## start Supplied material
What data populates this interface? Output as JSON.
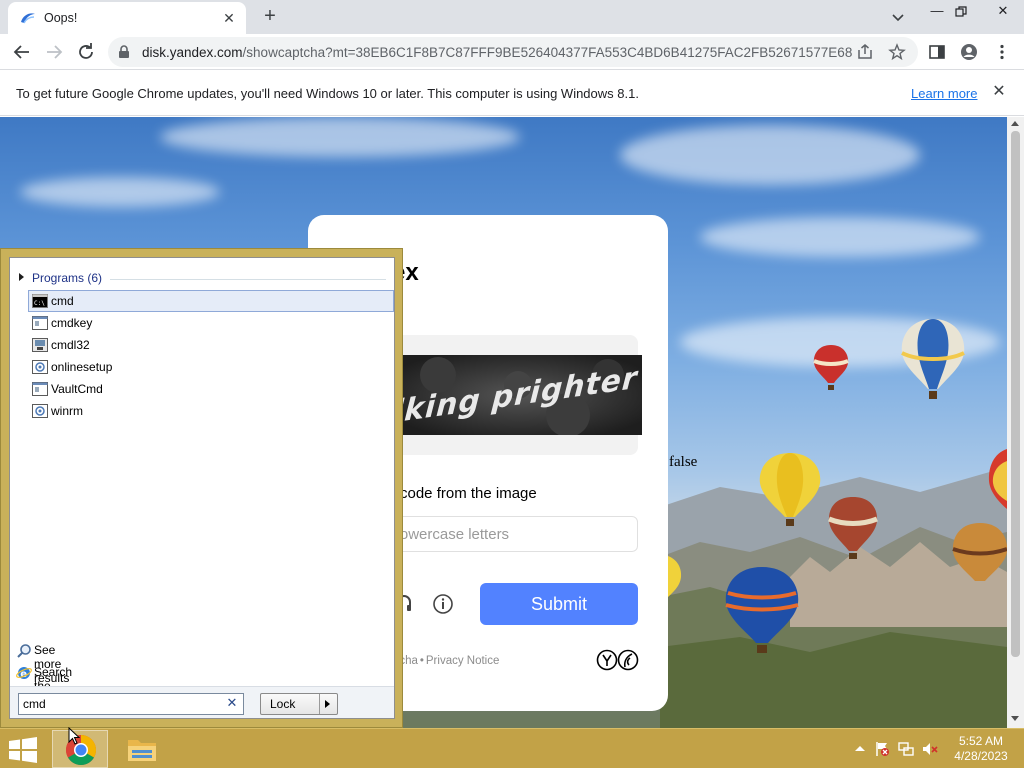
{
  "browser": {
    "tab_title": "Oops!",
    "url_host": "disk.yandex.com",
    "url_rest": "/showcaptcha?mt=38EB6C1F8B7C87FFF9BE526404377FA553C4BD6B41275FAC2FB52671577E68...",
    "infobar_text": "To get future Google Chrome updates, you'll need Windows 10 or later. This computer is using Windows 8.1.",
    "infobar_link": "Learn more"
  },
  "captcha": {
    "logo_text": "ex",
    "image_text": "lking prighter",
    "prompt": "code from the image",
    "input_placeholder": "se or lowercase letters",
    "submit_label": "Submit",
    "footer_left": "rtCaptcha",
    "footer_sep": "•",
    "footer_right": "Privacy Notice",
    "stray_text": "false"
  },
  "start_menu": {
    "group_label": "Programs (6)",
    "items": [
      {
        "label": "cmd",
        "icon": "console-icon",
        "selected": true
      },
      {
        "label": "cmdkey",
        "icon": "app-window-icon",
        "selected": false
      },
      {
        "label": "cmdl32",
        "icon": "network-app-icon",
        "selected": false
      },
      {
        "label": "onlinesetup",
        "icon": "setup-app-icon",
        "selected": false
      },
      {
        "label": "VaultCmd",
        "icon": "app-window-icon",
        "selected": false
      },
      {
        "label": "winrm",
        "icon": "setup-app-icon",
        "selected": false
      }
    ],
    "see_more": "See more results",
    "search_internet": "Search the Internet",
    "search_value": "cmd",
    "lock_label": "Lock"
  },
  "taskbar": {
    "time": "5:52 AM",
    "date": "4/28/2023",
    "apps": [
      "chrome-icon",
      "file-explorer-icon"
    ]
  },
  "colors": {
    "taskbar": "#c2a247",
    "submit": "#5282ff",
    "link": "#1a73e8"
  }
}
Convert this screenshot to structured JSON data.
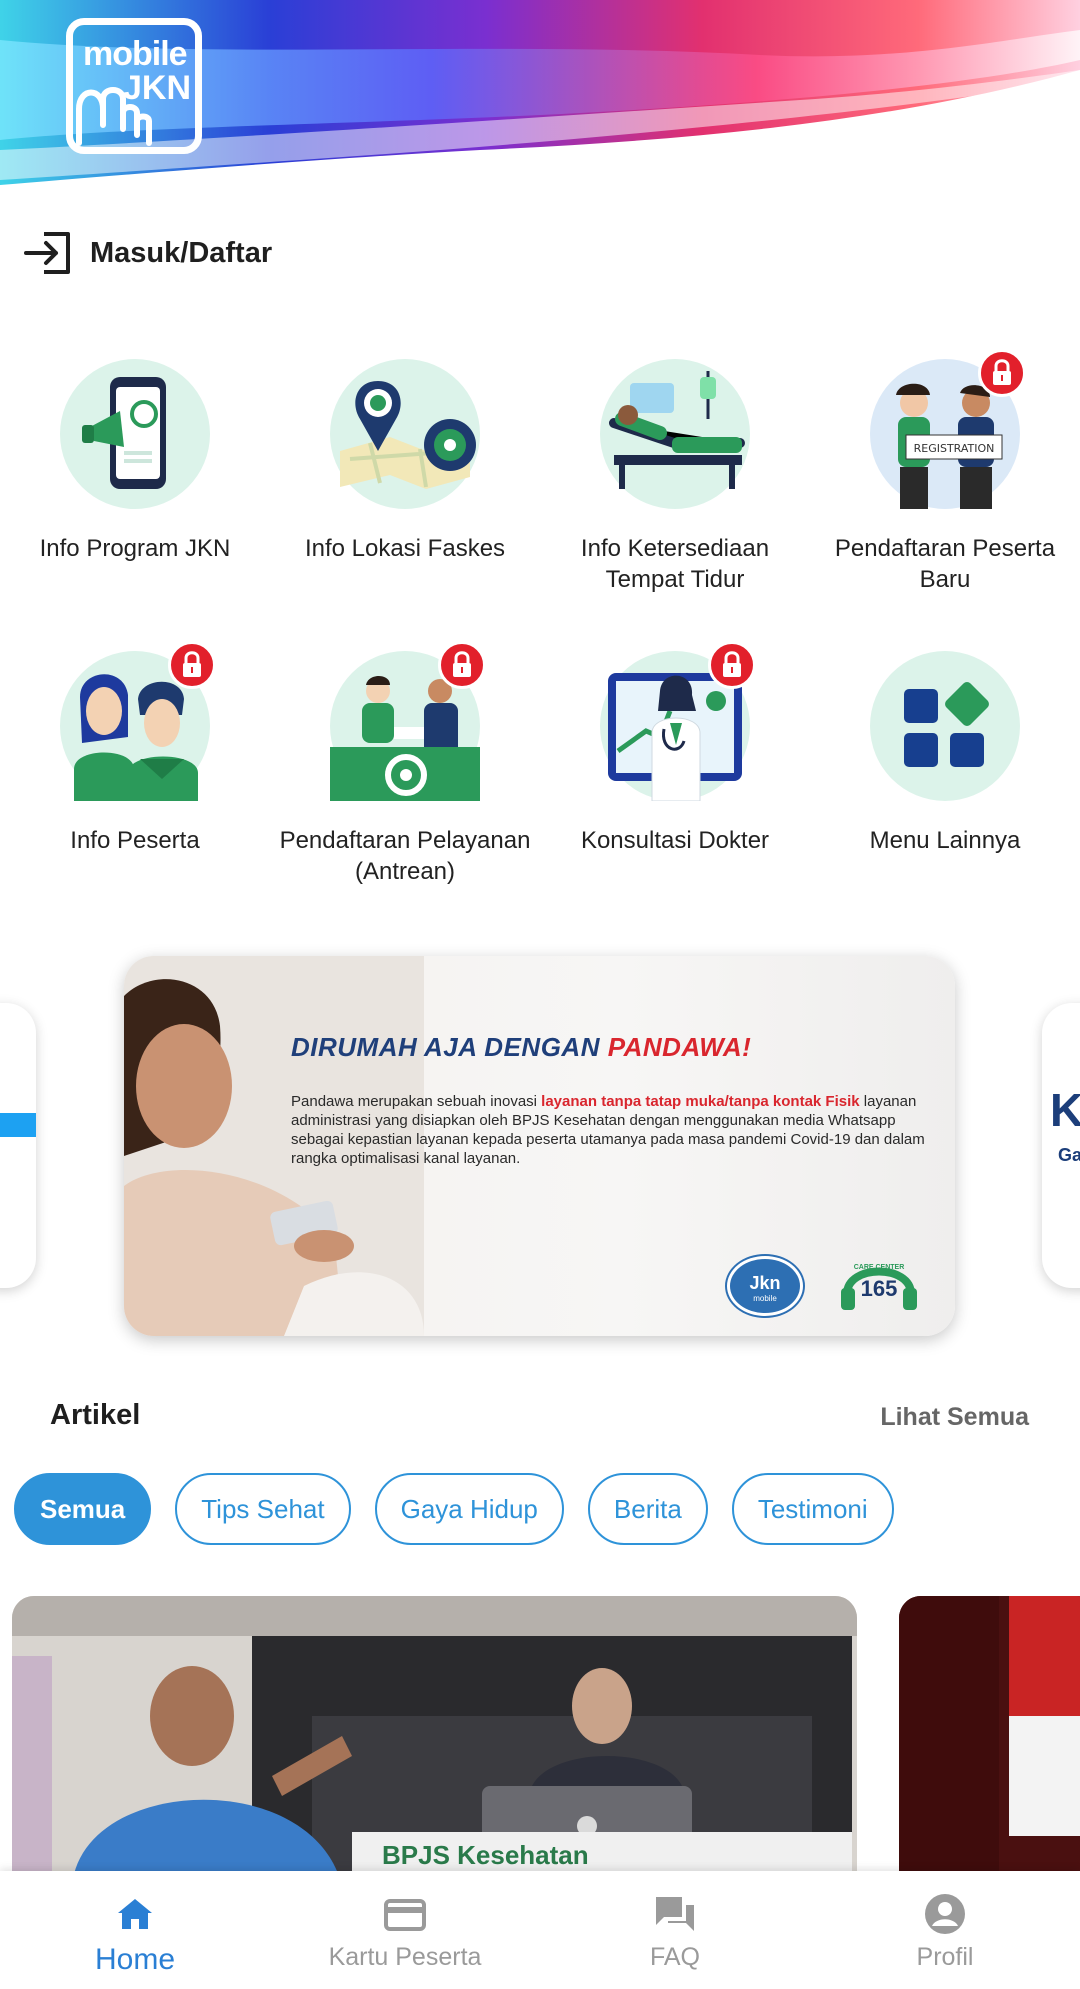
{
  "app": {
    "logo_line1": "mobile",
    "logo_line2": "JKN"
  },
  "login": {
    "label": "Masuk/Daftar"
  },
  "menu": [
    {
      "label": "Info Program JKN",
      "icon": "megaphone-phone-icon",
      "locked": false
    },
    {
      "label": "Info Lokasi Faskes",
      "icon": "map-location-icon",
      "locked": false
    },
    {
      "label": "Info Ketersediaan Tempat Tidur",
      "icon": "hospital-bed-icon",
      "locked": false
    },
    {
      "label": "Pendaftaran Peserta Baru",
      "icon": "registration-people-icon",
      "locked": true
    },
    {
      "label": "Info Peserta",
      "icon": "participants-icon",
      "locked": true
    },
    {
      "label": "Pendaftaran Pelayanan (Antrean)",
      "icon": "service-queue-icon",
      "locked": true
    },
    {
      "label": "Konsultasi Dokter",
      "icon": "doctor-consultation-icon",
      "locked": true
    },
    {
      "label": "Menu Lainnya",
      "icon": "grid-more-icon",
      "locked": false
    }
  ],
  "banner": {
    "title_part1": "DIRUMAH AJA DENGAN ",
    "title_part2": "PANDAWA!",
    "body_part1": "Pandawa merupakan sebuah inovasi ",
    "body_highlight": "layanan tanpa tatap muka/tanpa kontak Fisik",
    "body_part2": " layanan administrasi yang disiapkan oleh BPJS Kesehatan dengan menggunakan media Whatsapp sebagai kepastian layanan kepada peserta utamanya pada masa pandemi Covid-19 dan dalam rangka optimalisasi kanal layanan.",
    "badge_jkn": "Jkn",
    "badge_jkn_sub": "mobile",
    "badge_care": "165",
    "badge_care_label": "CARE CENTER",
    "peek_right_letter": "K",
    "peek_right_sub": "Ga"
  },
  "articles": {
    "title": "Artikel",
    "see_all": "Lihat Semua",
    "chips": [
      "Semua",
      "Tips Sehat",
      "Gaya Hidup",
      "Berita",
      "Testimoni"
    ],
    "active_chip": "Semua",
    "card1_sign": "BPJS Kesehatan"
  },
  "bottom_nav": [
    {
      "label": "Home",
      "icon": "home-icon",
      "active": true
    },
    {
      "label": "Kartu Peserta",
      "icon": "card-icon",
      "active": false
    },
    {
      "label": "FAQ",
      "icon": "chat-icon",
      "active": false
    },
    {
      "label": "Profil",
      "icon": "profile-icon",
      "active": false
    }
  ],
  "colors": {
    "accent": "#2e93d9",
    "nav_active": "#2a7fd4",
    "lock_red": "#e2202b",
    "menu_bg": "#dcf3ea",
    "brand_navy": "#1f3f7a"
  }
}
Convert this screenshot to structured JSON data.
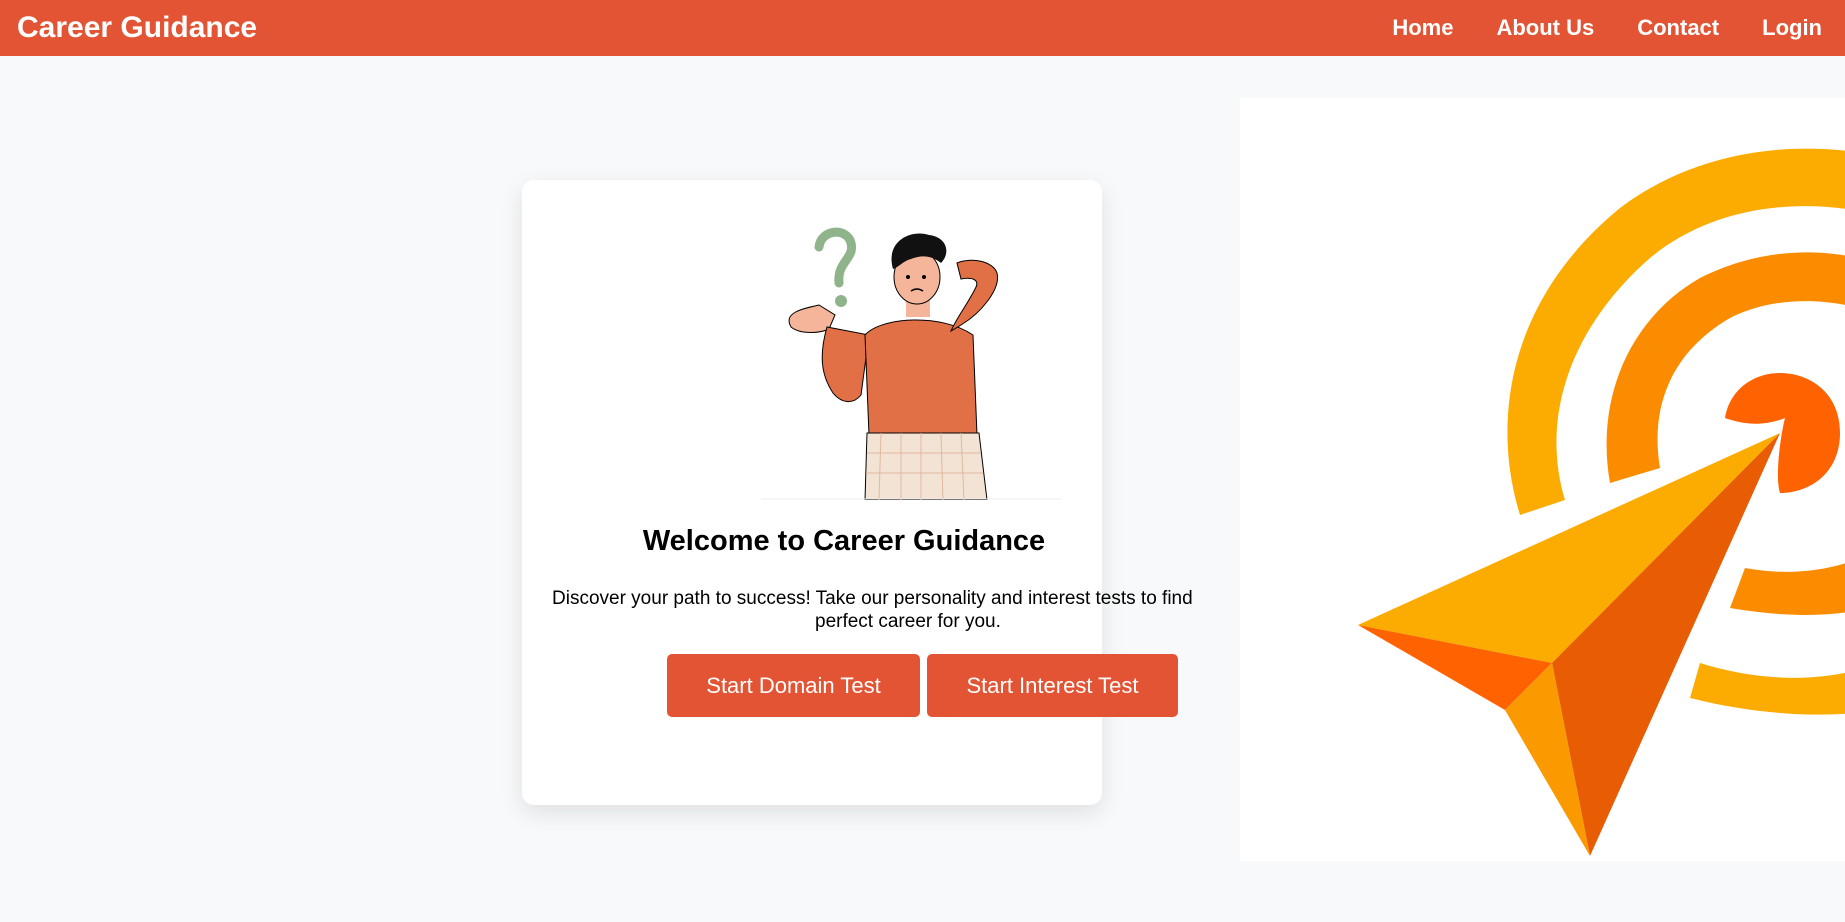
{
  "navbar": {
    "brand": "Career Guidance",
    "links": [
      {
        "label": "Home"
      },
      {
        "label": "About Us"
      },
      {
        "label": "Contact"
      },
      {
        "label": "Login"
      }
    ]
  },
  "hero": {
    "title": "Welcome to Career Guidance",
    "description_line1": "Discover your path to success! Take our personality and interest tests to find",
    "description_line2": "perfect career for you.",
    "buttons": {
      "domain_test": "Start Domain Test",
      "interest_test": "Start Interest Test"
    },
    "illustration_icon": "confused-person-illustration"
  },
  "logo": {
    "icon": "target-arrow-logo",
    "colors": {
      "outer_ring": "#fcab00",
      "middle_ring": "#fb8c00",
      "bullseye": "#ff6200",
      "arrow_light": "#fcab00",
      "arrow_dark": "#e85d04"
    }
  },
  "theme": {
    "accent": "#e35434",
    "background": "#f8f9fa"
  }
}
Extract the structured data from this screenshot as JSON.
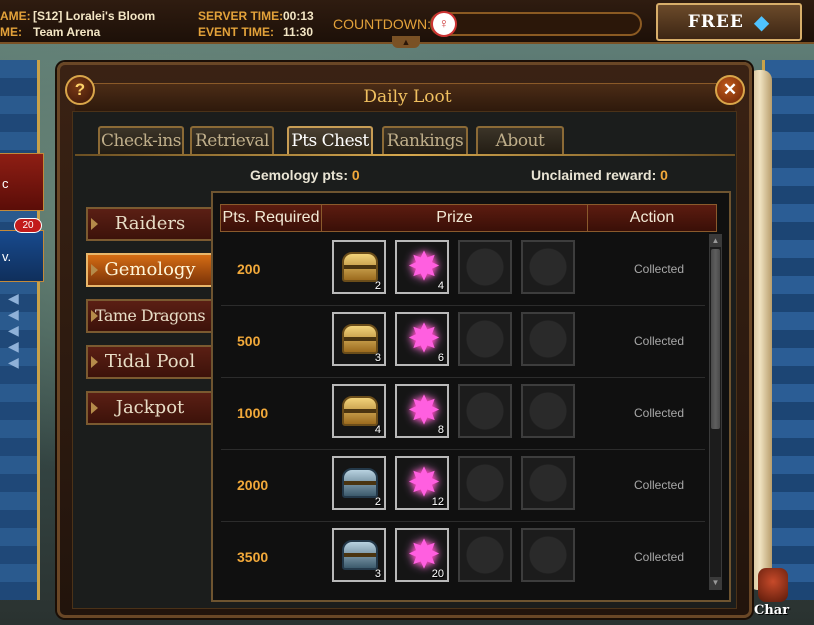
{
  "topbar": {
    "server_label": "AME:",
    "server_value": "[S12] Loralei's Bloom",
    "game_label": "ME:",
    "game_value": "Team Arena",
    "server_time_label": "SERVER TIME:",
    "server_time_value": "00:13",
    "event_time_label": "EVENT TIME:",
    "event_time_value": "11:30",
    "countdown_label": "COUNTDOWN:",
    "free_label": "FREE"
  },
  "left_peek": {
    "red_text": "c",
    "badge": "20",
    "blue_text": "v."
  },
  "dialog": {
    "title": "Daily Loot",
    "help": "?",
    "close": "✕"
  },
  "tabs": [
    {
      "label": "Check-ins"
    },
    {
      "label": "Retrieval"
    },
    {
      "label": "Pts Chest"
    },
    {
      "label": "Rankings"
    },
    {
      "label": "About"
    }
  ],
  "info": {
    "gemology_label": "Gemology pts:",
    "gemology_value": "0",
    "unclaimed_label": "Unclaimed reward:",
    "unclaimed_value": "0"
  },
  "side_menu": [
    {
      "label": "Raiders"
    },
    {
      "label": "Gemology"
    },
    {
      "label": "Tame Dragons"
    },
    {
      "label": "Tidal Pool"
    },
    {
      "label": "Jackpot"
    }
  ],
  "table": {
    "headers": {
      "pts": "Pts. Required",
      "prize": "Prize",
      "action": "Action"
    },
    "rows": [
      {
        "pts": "200",
        "chest_qty": "2",
        "gem_qty": "4",
        "action": "Collected"
      },
      {
        "pts": "500",
        "chest_qty": "3",
        "gem_qty": "6",
        "action": "Collected"
      },
      {
        "pts": "1000",
        "chest_qty": "4",
        "gem_qty": "8",
        "action": "Collected"
      },
      {
        "pts": "2000",
        "chest_qty": "2",
        "gem_qty": "12",
        "action": "Collected"
      },
      {
        "pts": "3500",
        "chest_qty": "3",
        "gem_qty": "20",
        "action": "Collected"
      }
    ]
  },
  "char_label": "Char",
  "icons": {
    "chest_gold": "gold-chest-icon",
    "chest_silver": "silver-chest-icon",
    "gem": "pink-gem-icon",
    "diamond": "diamond-icon"
  },
  "colors": {
    "accent": "#f2a93a",
    "active_tab_text": "#ffffff",
    "gem": "#ff5fe0"
  }
}
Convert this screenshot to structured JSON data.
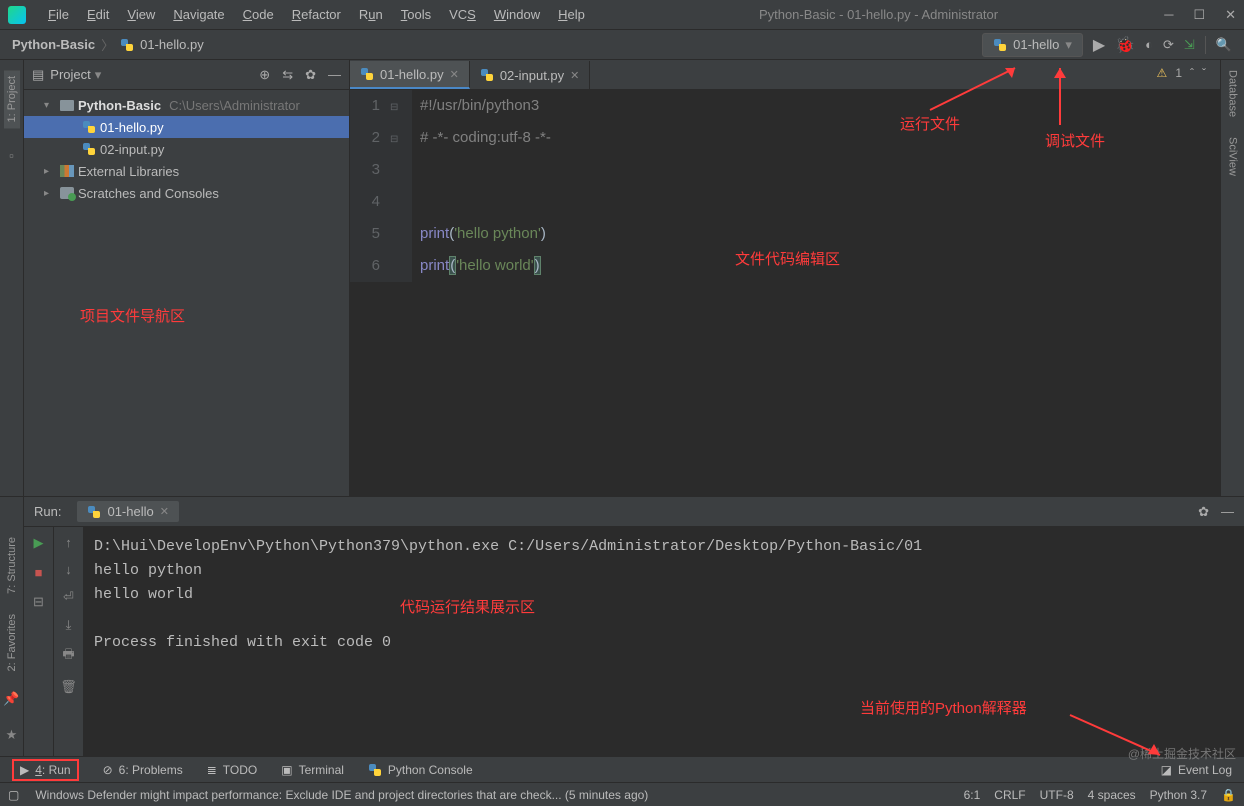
## end Supplied material
■ Given problem ■
How many lines in these records hold the string "from"? Reply with the number alone.

■ Exercise output ■
2